Stored records:
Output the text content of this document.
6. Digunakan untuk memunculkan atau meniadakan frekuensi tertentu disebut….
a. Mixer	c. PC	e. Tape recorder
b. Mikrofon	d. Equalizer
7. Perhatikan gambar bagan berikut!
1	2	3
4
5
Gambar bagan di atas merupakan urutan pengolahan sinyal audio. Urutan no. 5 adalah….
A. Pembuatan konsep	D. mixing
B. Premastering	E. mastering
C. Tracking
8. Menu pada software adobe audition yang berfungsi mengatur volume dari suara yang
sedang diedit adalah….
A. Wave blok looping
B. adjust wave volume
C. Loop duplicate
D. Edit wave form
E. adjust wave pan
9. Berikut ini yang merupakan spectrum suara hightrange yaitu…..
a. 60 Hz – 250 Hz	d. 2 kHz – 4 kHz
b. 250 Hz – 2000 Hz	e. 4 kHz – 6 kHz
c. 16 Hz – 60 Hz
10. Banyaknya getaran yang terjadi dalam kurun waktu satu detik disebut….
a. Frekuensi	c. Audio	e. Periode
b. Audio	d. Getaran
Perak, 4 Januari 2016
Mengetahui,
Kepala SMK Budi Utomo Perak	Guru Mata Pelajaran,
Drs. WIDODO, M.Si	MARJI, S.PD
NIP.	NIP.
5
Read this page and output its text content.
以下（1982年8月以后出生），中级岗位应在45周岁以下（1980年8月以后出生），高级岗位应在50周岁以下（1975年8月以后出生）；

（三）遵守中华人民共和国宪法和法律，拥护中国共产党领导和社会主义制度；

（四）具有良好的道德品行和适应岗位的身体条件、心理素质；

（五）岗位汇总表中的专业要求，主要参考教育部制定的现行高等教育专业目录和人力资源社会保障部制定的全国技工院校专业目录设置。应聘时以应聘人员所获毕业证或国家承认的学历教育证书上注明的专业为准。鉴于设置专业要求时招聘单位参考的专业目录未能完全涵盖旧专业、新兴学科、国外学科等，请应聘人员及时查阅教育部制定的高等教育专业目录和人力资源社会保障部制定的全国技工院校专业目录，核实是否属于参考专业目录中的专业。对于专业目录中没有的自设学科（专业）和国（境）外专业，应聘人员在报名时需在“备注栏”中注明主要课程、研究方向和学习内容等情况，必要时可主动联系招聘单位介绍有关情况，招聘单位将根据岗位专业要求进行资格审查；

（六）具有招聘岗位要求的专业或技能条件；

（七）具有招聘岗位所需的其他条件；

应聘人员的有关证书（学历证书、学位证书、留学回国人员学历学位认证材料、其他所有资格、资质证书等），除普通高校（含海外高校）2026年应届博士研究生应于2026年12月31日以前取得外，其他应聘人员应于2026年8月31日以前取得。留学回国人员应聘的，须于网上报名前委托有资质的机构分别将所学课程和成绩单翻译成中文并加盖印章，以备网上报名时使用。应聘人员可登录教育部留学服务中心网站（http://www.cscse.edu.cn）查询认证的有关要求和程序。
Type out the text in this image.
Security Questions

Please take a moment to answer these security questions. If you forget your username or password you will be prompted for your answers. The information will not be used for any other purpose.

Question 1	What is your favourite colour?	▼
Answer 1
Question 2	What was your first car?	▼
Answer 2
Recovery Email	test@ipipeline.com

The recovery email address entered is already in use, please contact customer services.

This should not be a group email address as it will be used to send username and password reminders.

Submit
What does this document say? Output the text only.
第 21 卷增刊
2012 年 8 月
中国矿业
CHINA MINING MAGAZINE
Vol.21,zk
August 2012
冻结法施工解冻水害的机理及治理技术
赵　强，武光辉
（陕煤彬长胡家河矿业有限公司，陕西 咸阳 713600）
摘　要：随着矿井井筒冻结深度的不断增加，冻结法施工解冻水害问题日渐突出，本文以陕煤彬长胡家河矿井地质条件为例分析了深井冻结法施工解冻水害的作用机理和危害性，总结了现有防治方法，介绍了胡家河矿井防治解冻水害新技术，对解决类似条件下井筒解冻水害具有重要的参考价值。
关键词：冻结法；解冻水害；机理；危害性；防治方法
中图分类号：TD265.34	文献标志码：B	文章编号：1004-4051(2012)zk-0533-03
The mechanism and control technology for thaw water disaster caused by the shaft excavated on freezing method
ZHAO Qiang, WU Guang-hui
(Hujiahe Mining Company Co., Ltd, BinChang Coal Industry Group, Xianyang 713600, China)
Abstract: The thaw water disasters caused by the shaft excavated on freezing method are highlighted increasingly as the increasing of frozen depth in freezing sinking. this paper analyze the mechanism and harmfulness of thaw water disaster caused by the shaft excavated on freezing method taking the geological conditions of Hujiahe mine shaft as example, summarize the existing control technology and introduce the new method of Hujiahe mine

# [THE EXERCISE]
The records above should be returned exactly.

# [ANSWER FOR THE TASK]
Output the text content of this document.
6. Digunakan untuk memunculkan atau meniadakan frekuensi tertentu disebut….
a. Mixer	c. PC	e. Tape recorder
b. Mikrofon	d. Equalizer
7. Perhatikan gambar bagan berikut!
1	2	3
4
5
Gambar bagan di atas merupakan urutan pengolahan sinyal audio. Urutan no. 5 adalah….
A. Pembuatan konsep	D. mixing
B. Premastering	E. mastering
C. Tracking
8. Menu pada software adobe audition yang berfungsi mengatur volume dari suara yang
sedang diedit adalah….
A. Wave blok looping
B. adjust wave volume
C. Loop duplicate
D. Edit wave form
E. adjust wave pan
9. Berikut ini yang merupakan spectrum suara hightrange yaitu…..
a. 60 Hz – 250 Hz	d. 2 kHz – 4 kHz
b. 250 Hz – 2000 Hz	e. 4 kHz – 6 kHz
c. 16 Hz – 60 Hz
10. Banyaknya getaran yang terjadi dalam kurun waktu satu detik disebut….
a. Frekuensi	c. Audio	e. Periode
b. Audio	d. Getaran
Perak, 4 Januari 2016
Mengetahui,
Kepala SMK Budi Utomo Perak	Guru Mata Pelajaran,
Drs. WIDODO, M.Si	MARJI, S.PD
NIP.	NIP.
5
Read this page and output its text content.
以下（1982年8月以后出生），中级岗位应在45周岁以下（1980年8月以后出生），高级岗位应在50周岁以下（1975年8月以后出生）；

（三）遵守中华人民共和国宪法和法律，拥护中国共产党领导和社会主义制度；

（四）具有良好的道德品行和适应岗位的身体条件、心理素质；

（五）岗位汇总表中的专业要求，主要参考教育部制定的现行高等教育专业目录和人力资源社会保障部制定的全国技工院校专业目录设置。应聘时以应聘人员所获毕业证或国家承认的学历教育证书上注明的专业为准。鉴于设置专业要求时招聘单位参考的专业目录未能完全涵盖旧专业、新兴学科、国外学科等，请应聘人员及时查阅教育部制定的高等教育专业目录和人力资源社会保障部制定的全国技工院校专业目录，核实是否属于参考专业目录中的专业。对于专业目录中没有的自设学科（专业）和国（境）外专业，应聘人员在报名时需在“备注栏”中注明主要课程、研究方向和学习内容等情况，必要时可主动联系招聘单位介绍有关情况，招聘单位将根据岗位专业要求进行资格审查；

（六）具有招聘岗位要求的专业或技能条件；

（七）具有招聘岗位所需的其他条件；

应聘人员的有关证书（学历证书、学位证书、留学回国人员学历学位认证材料、其他所有资格、资质证书等），除普通高校（含海外高校）2026年应届博士研究生应于2026年12月31日以前取得外，其他应聘人员应于2026年8月31日以前取得。留学回国人员应聘的，须于网上报名前委托有资质的机构分别将所学课程和成绩单翻译成中文并加盖印章，以备网上报名时使用。应聘人员可登录教育部留学服务中心网站（http://www.cscse.edu.cn）查询认证的有关要求和程序。
Type out the text in this image.
Security Questions

Please take a moment to answer these security questions. If you forget your username or password you will be prompted for your answers. The information will not be used for any other purpose.

Question 1	What is your favourite colour?	▼
Answer 1
Question 2	What was your first car?	▼
Answer 2
Recovery Email	test@ipipeline.com

The recovery email address entered is already in use, please contact customer services.

This should not be a group email address as it will be used to send username and password reminders.

Submit
What does this document say? Output the text only.
第 21 卷增刊
2012 年 8 月
中国矿业
CHINA MINING MAGAZINE
Vol.21,zk
August 2012
冻结法施工解冻水害的机理及治理技术
赵　强，武光辉
（陕煤彬长胡家河矿业有限公司，陕西 咸阳 713600）
摘　要：随着矿井井筒冻结深度的不断增加，冻结法施工解冻水害问题日渐突出，本文以陕煤彬长胡家河矿井地质条件为例分析了深井冻结法施工解冻水害的作用机理和危害性，总结了现有防治方法，介绍了胡家河矿井防治解冻水害新技术，对解决类似条件下井筒解冻水害具有重要的参考价值。
关键词：冻结法；解冻水害；机理；危害性；防治方法
中图分类号：TD265.34	文献标志码：B	文章编号：1004-4051(2012)zk-0533-03
The mechanism and control technology for thaw water disaster caused by the shaft excavated on freezing method
ZHAO Qiang, WU Guang-hui
(Hujiahe Mining Company Co., Ltd, BinChang Coal Industry Group, Xianyang 713600, China)
Abstract: The thaw water disasters caused by the shaft excavated on freezing method are highlighted increasingly as the increasing of frozen depth in freezing sinking. this paper analyze the mechanism and harmfulness of thaw water disaster caused by the shaft excavated on freezing method taking the geological conditions of Hujiahe mine shaft as example, summarize the existing control technology and introduce the new method of Hujiahe mine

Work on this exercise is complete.